• [Task directions]
All entries are to be quoted exactly; the images stay out of the copy.

Data entries:
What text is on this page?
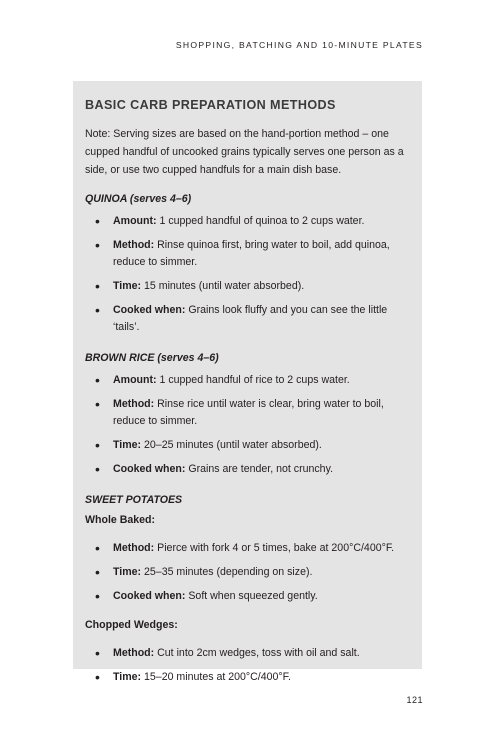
SHOPPING, BATCHING AND 10-MINUTE PLATES
BASIC CARB PREPARATION METHODS
Note: Serving sizes are based on the hand-portion method – one cupped handful of uncooked grains typically serves one person as a side, or use two cupped handfuls for a main dish base.
QUINOA (serves 4–6)
• Amount: 1 cupped handful of quinoa to 2 cups water.
• Method: Rinse quinoa first, bring water to boil, add quinoa, reduce to simmer.
• Time: 15 minutes (until water absorbed).
• Cooked when: Grains look fluffy and you can see the little ‘tails’.
BROWN RICE (serves 4–6)
• Amount: 1 cupped handful of rice to 2 cups water.
• Method: Rinse rice until water is clear, bring water to boil, reduce to simmer.
• Time: 20–25 minutes (until water absorbed).
• Cooked when: Grains are tender, not crunchy.
SWEET POTATOES
Whole Baked:
• Method: Pierce with fork 4 or 5 times, bake at 200°C/400°F.
• Time: 25–35 minutes (depending on size).
• Cooked when: Soft when squeezed gently.
Chopped Wedges:
• Method: Cut into 2cm wedges, toss with oil and salt.
• Time: 15–20 minutes at 200°C/400°F.
121
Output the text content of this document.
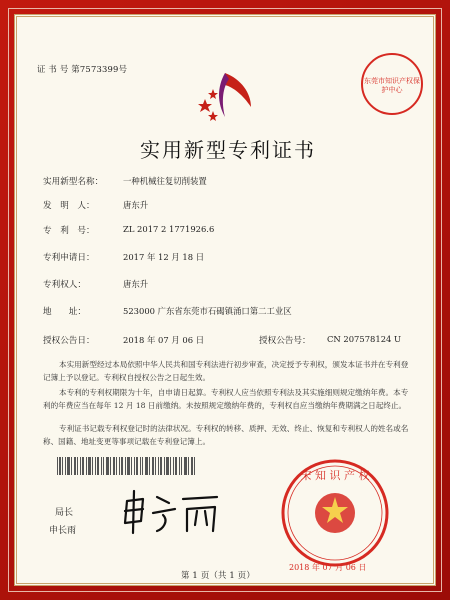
证 书 号 第7573399号
东莞市知识产权保护中心
实用新型专利证书
实用新型名称： 一种机械往复切削装置
发　明　人：	唐东升
专　利　号：	ZL 2017 2 1771926.6
专利申请日：	2017 年 12 月 18 日
专利权人：	唐东升
地　　址：	523000 广东省东莞市石碣镇涌口第二工业区
授权公告日：	2018 年 07 月 06 日	授权公告号： CN 207578124 U
本实用新型经过本局依照中华人民共和国专利法进行初步审查，决定授予专利权，颁发本证书并在专利登记簿上予以登记。专利权自授权公告之日起生效。
本专利的专利权期限为十年，自申请日起算。专利权人应当依照专利法及其实施细则规定缴纳年费。本专利的年费应当在每年 12 月 18 日前缴纳。未按照规定缴纳年费的，专利权自应当缴纳年费期满之日起终止。
专利证书记载专利权登记时的法律状况。专利权的转移、质押、无效、终止、恢复和专利权人的姓名或名称、国籍、地址变更等事项记载在专利登记簿上。
局长
申长雨
宋 知 识 产 权
2018 年 07 月 06 日
第 1 页（共 1 页）
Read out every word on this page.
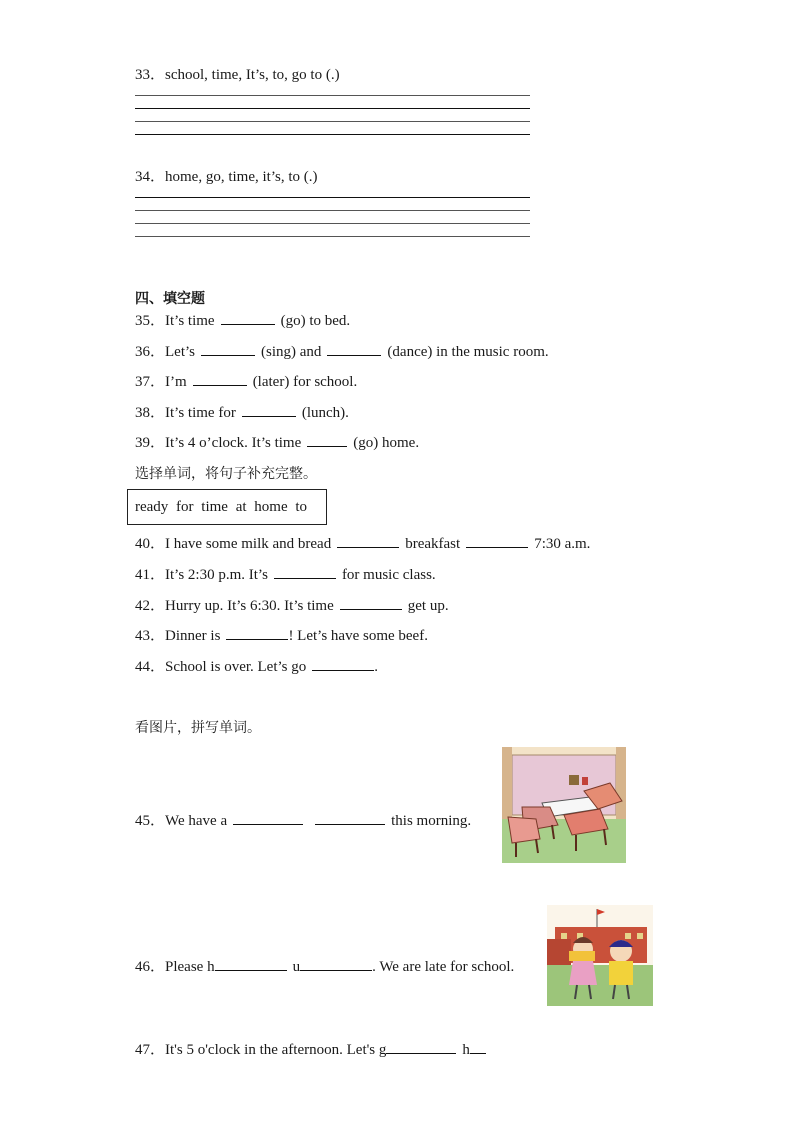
33．school, time, It’s, to, go to (.)
34．home, go, time, it’s, to (.)
四、填空题
35．It’s time	(go) to bed.
36．Let’s	(sing) and	(dance) in the music room.
37．I’m	(later) for school.
38．It’s time for	(lunch).
39．It’s 4 o’clock. It’s time	(go) home.
选择单词，将句子补充完整。
ready for time at home to
40．I have some milk and bread	breakfast	7:30 a.m.
41．It’s 2:30 p.m. It’s	for music class.
42．Hurry up. It’s 6:30. It’s time	get up.
43．Dinner is	! Let’s have some beef.
44．School is over. Let’s go	.
看图片，拼写单词。
45．We have a	this morning.
46．Please h	u	. We are late for school.
47．It's 5 o'clock in the afternoon. Let's g	h
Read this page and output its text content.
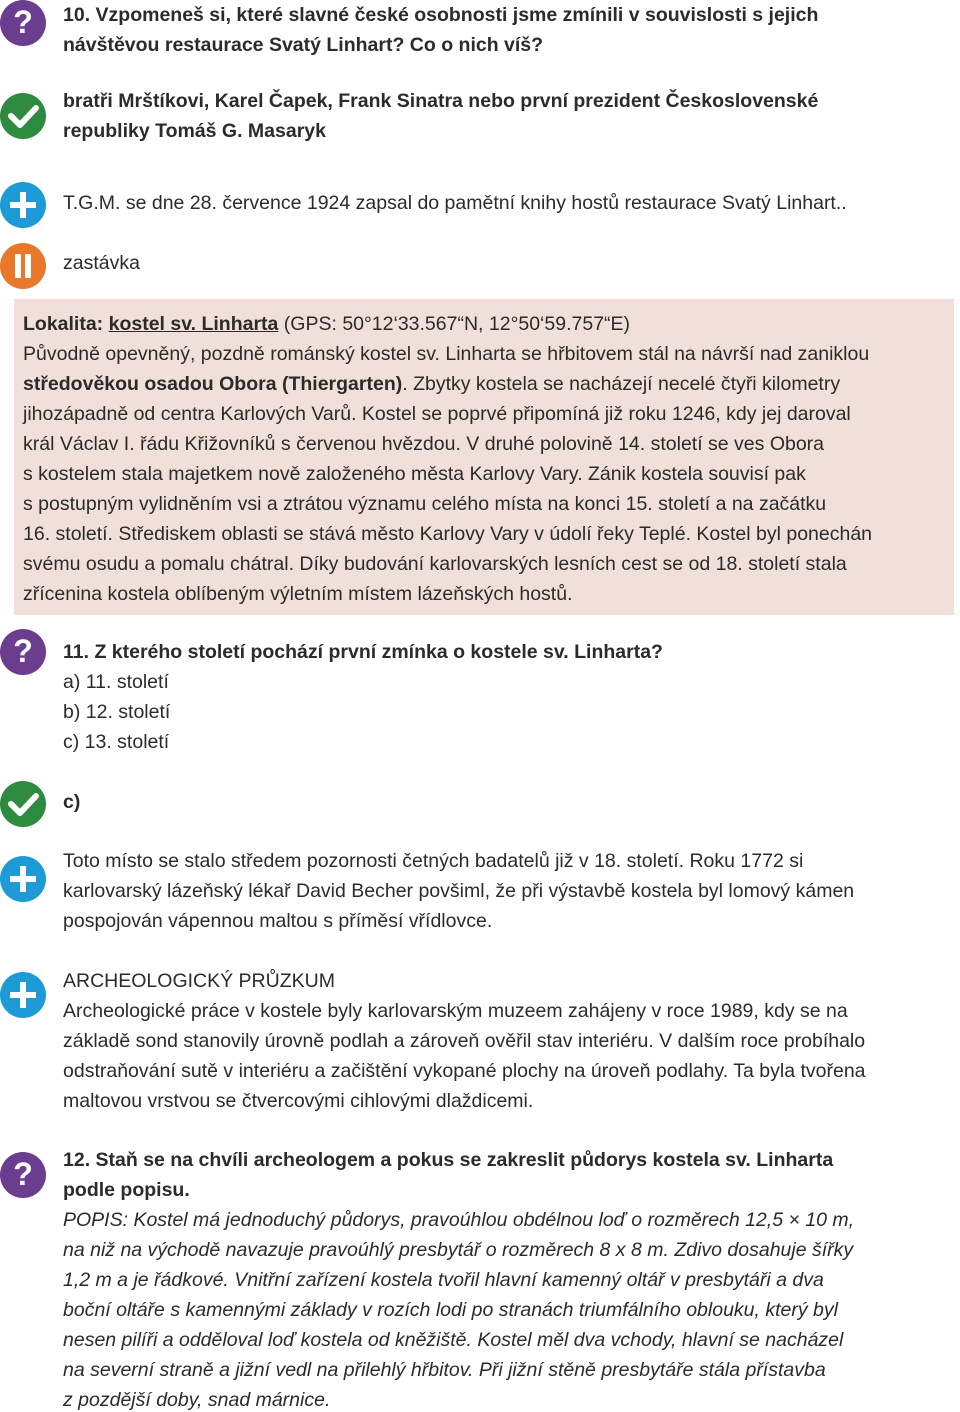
? 10. Vzpomeneš si, které slavné české osobnosti jsme zmínili v souvislosti s jejich
návštěvou restaurace Svatý Linhart? Co o nich víš?
bratři Mrštíkovi, Karel Čapek, Frank Sinatra nebo první prezident Československé
republiky Tomáš G. Masaryk
T.G.M. se dne 28. července 1924 zapsal do pamětní knihy hostů restaurace Svatý Linhart..
zastávka
Lokalita: kostel sv. Linharta (GPS: 50°12‘33.567“N, 12°50‘59.757“E)
Původně opevněný, pozdně románský kostel sv. Linharta se hřbitovem stál na návrší nad zaniklou
středověkou osadou Obora (Thiergarten). Zbytky kostela se nacházejí necelé čtyři kilometry
jihozápadně od centra Karlových Varů. Kostel se poprvé připomíná již roku 1246, kdy jej daroval
král Václav I. řádu Křižovníků s červenou hvězdou. V druhé polovině 14. století se ves Obora
s kostelem stala majetkem nově založeného města Karlovy Vary. Zánik kostela souvisí pak
s postupným vylidněním vsi a ztrátou významu celého místa na konci 15. století a na začátku
16. století. Střediskem oblasti se stává město Karlovy Vary v údolí řeky Teplé. Kostel byl ponechán
svému osudu a pomalu chátral. Díky budování karlovarských lesních cest se od 18. století stala
zřícenina kostela oblíbeným výletním místem lázeňských hostů.
? 11. Z kterého století pochází první zmínka o kostele sv. Linharta?
a) 11. století
b) 12. století
c) 13. století
c)
Toto místo se stalo středem pozornosti četných badatelů již v 18. století. Roku 1772 si
karlovarský lázeňský lékař David Becher povšiml, že při výstavbě kostela byl lomový kámen
pospojován vápennou maltou s příměsí vřídlovce.
ARCHEOLOGICKÝ PRŮZKUM
Archeologické práce v kostele byly karlovarským muzeem zahájeny v roce 1989, kdy se na
základě sond stanovily úrovně podlah a zároveň ověřil stav interiéru. V dalším roce probíhalo
odstraňování sutě v interiéru a začištění vykopané plochy na úroveň podlahy. Ta byla tvořena
maltovou vrstvou se čtvercovými cihlovými dlaždicemi.
? 12. Staň se na chvíli archeologem a pokus se zakreslit půdorys kostela sv. Linharta
podle popisu.
POPIS: Kostel má jednoduchý půdorys, pravoúhlou obdélnou loď o rozměrech 12,5 × 10 m,
na niž na východě navazuje pravoúhlý presbytář o rozměrech 8 x 8 m. Zdivo dosahuje šířky
1,2 m a je řádkové. Vnitřní zařízení kostela tvořil hlavní kamenný oltář v presbytáři a dva
boční oltáře s kamennými základy v rozích lodi po stranách triumfálního oblouku, který byl
nesen pilíři a odděloval loď kostela od kněžiště. Kostel měl dva vchody, hlavní se nacházel
na severní straně a jižní vedl na přilehlý hřbitov. Při jižní stěně presbytáře stála přístavba
z pozdější doby, snad márnice.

• [Completed exercise]
What text is on this page?
SHOPPING, BATCHING AND 10-MINUTE PLATES
BASIC CARB PREPARATION METHODS
Note: Serving sizes are based on the hand-portion method – one cupped handful of uncooked grains typically serves one person as a side, or use two cupped handfuls for a main dish base.
QUINOA (serves 4–6)
• Amount: 1 cupped handful of quinoa to 2 cups water.
• Method: Rinse quinoa first, bring water to boil, add quinoa, reduce to simmer.
• Time: 15 minutes (until water absorbed).
• Cooked when: Grains look fluffy and you can see the little ‘tails’.
BROWN RICE (serves 4–6)
• Amount: 1 cupped handful of rice to 2 cups water.
• Method: Rinse rice until water is clear, bring water to boil, reduce to simmer.
• Time: 20–25 minutes (until water absorbed).
• Cooked when: Grains are tender, not crunchy.
SWEET POTATOES
Whole Baked:
• Method: Pierce with fork 4 or 5 times, bake at 200°C/400°F.
• Time: 25–35 minutes (depending on size).
• Cooked when: Soft when squeezed gently.
Chopped Wedges:
• Method: Cut into 2cm wedges, toss with oil and salt.
• Time: 15–20 minutes at 200°C/400°F.
121
Output the text content of this document.
证 书 号 第7573399号
东莞市知识产权保护中心
实用新型专利证书
实用新型名称： 一种机械往复切削装置
发　明　人：	唐东升
专　利　号：	ZL 2017 2 1771926.6
专利申请日：	2017 年 12 月 18 日
专利权人：	唐东升
地　　址：	523000 广东省东莞市石碣镇涌口第二工业区
授权公告日：	2018 年 07 月 06 日	授权公告号： CN 207578124 U
本实用新型经过本局依照中华人民共和国专利法进行初步审查，决定授予专利权，颁发本证书并在专利登记簿上予以登记。专利权自授权公告之日起生效。
本专利的专利权期限为十年，自申请日起算。专利权人应当依照专利法及其实施细则规定缴纳年费。本专利的年费应当在每年 12 月 18 日前缴纳。未按照规定缴纳年费的，专利权自应当缴纳年费期满之日起终止。
专利证书记载专利权登记时的法律状况。专利权的转移、质押、无效、终止、恢复和专利权人的姓名或名称、国籍、地址变更等事项记载在专利登记簿上。
局长
申长雨
宋 知 识 产 权
2018 年 07 月 06 日
第 1 页（共 1 页）
Read out every word on this page.
33．school, time, It’s, to, go to (.)
34．home, go, time, it’s, to (.)
四、填空题
35．It’s time	(go) to bed.
36．Let’s	(sing) and	(dance) in the music room.
37．I’m	(later) for school.
38．It’s time for	(lunch).
39．It’s 4 o’clock. It’s time	(go) home.
选择单词，将句子补充完整。
ready for time at home to
40．I have some milk and bread	breakfast	7:30 a.m.
41．It’s 2:30 p.m. It’s	for music class.
42．Hurry up. It’s 6:30. It’s time	get up.
43．Dinner is	! Let’s have some beef.
44．School is over. Let’s go	.
看图片，拼写单词。
45．We have a	this morning.
46．Please h	u	. We are late for school.
47．It's 5 o'clock in the afternoon. Let's g	h
Read this page and output its text content.
? 10. Vzpomeneš si, které slavné české osobnosti jsme zmínili v souvislosti s jejich
návštěvou restaurace Svatý Linhart? Co o nich víš?
bratři Mrštíkovi, Karel Čapek, Frank Sinatra nebo první prezident Československé
republiky Tomáš G. Masaryk
T.G.M. se dne 28. července 1924 zapsal do pamětní knihy hostů restaurace Svatý Linhart..
zastávka
Lokalita: kostel sv. Linharta (GPS: 50°12‘33.567“N, 12°50‘59.757“E)
Původně opevněný, pozdně románský kostel sv. Linharta se hřbitovem stál na návrší nad zaniklou
středověkou osadou Obora (Thiergarten). Zbytky kostela se nacházejí necelé čtyři kilometry
jihozápadně od centra Karlových Varů. Kostel se poprvé připomíná již roku 1246, kdy jej daroval
král Václav I. řádu Křižovníků s červenou hvězdou. V druhé polovině 14. století se ves Obora
s kostelem stala majetkem nově založeného města Karlovy Vary. Zánik kostela souvisí pak
s postupným vylidněním vsi a ztrátou významu celého místa na konci 15. století a na začátku
16. století. Střediskem oblasti se stává město Karlovy Vary v údolí řeky Teplé. Kostel byl ponechán
svému osudu a pomalu chátral. Díky budování karlovarských lesních cest se od 18. století stala
zřícenina kostela oblíbeným výletním místem lázeňských hostů.
? 11. Z kterého století pochází první zmínka o kostele sv. Linharta?
a) 11. století
b) 12. století
c) 13. století
c)
Toto místo se stalo středem pozornosti četných badatelů již v 18. století. Roku 1772 si
karlovarský lázeňský lékař David Becher povšiml, že při výstavbě kostela byl lomový kámen
pospojován vápennou maltou s příměsí vřídlovce.
ARCHEOLOGICKÝ PRŮZKUM
Archeologické práce v kostele byly karlovarským muzeem zahájeny v roce 1989, kdy se na
základě sond stanovily úrovně podlah a zároveň ověřil stav interiéru. V dalším roce probíhalo
odstraňování sutě v interiéru a začištění vykopané plochy na úroveň podlahy. Ta byla tvořena
maltovou vrstvou se čtvercovými cihlovými dlaždicemi.
? 12. Staň se na chvíli archeologem a pokus se zakreslit půdorys kostela sv. Linharta
podle popisu.
POPIS: Kostel má jednoduchý půdorys, pravoúhlou obdélnou loď o rozměrech 12,5 × 10 m,
na niž na východě navazuje pravoúhlý presbytář o rozměrech 8 x 8 m. Zdivo dosahuje šířky
1,2 m a je řádkové. Vnitřní zařízení kostela tvořil hlavní kamenný oltář v presbytáři a dva
boční oltáře s kamennými základy v rozích lodi po stranách triumfálního oblouku, který byl
nesen pilíři a odděloval loď kostela od kněžiště. Kostel měl dva vchody, hlavní se nacházel
na severní straně a jižní vedl na přilehlý hřbitov. Při jižní stěně presbytáře stála přístavba
z pozdější doby, snad márnice.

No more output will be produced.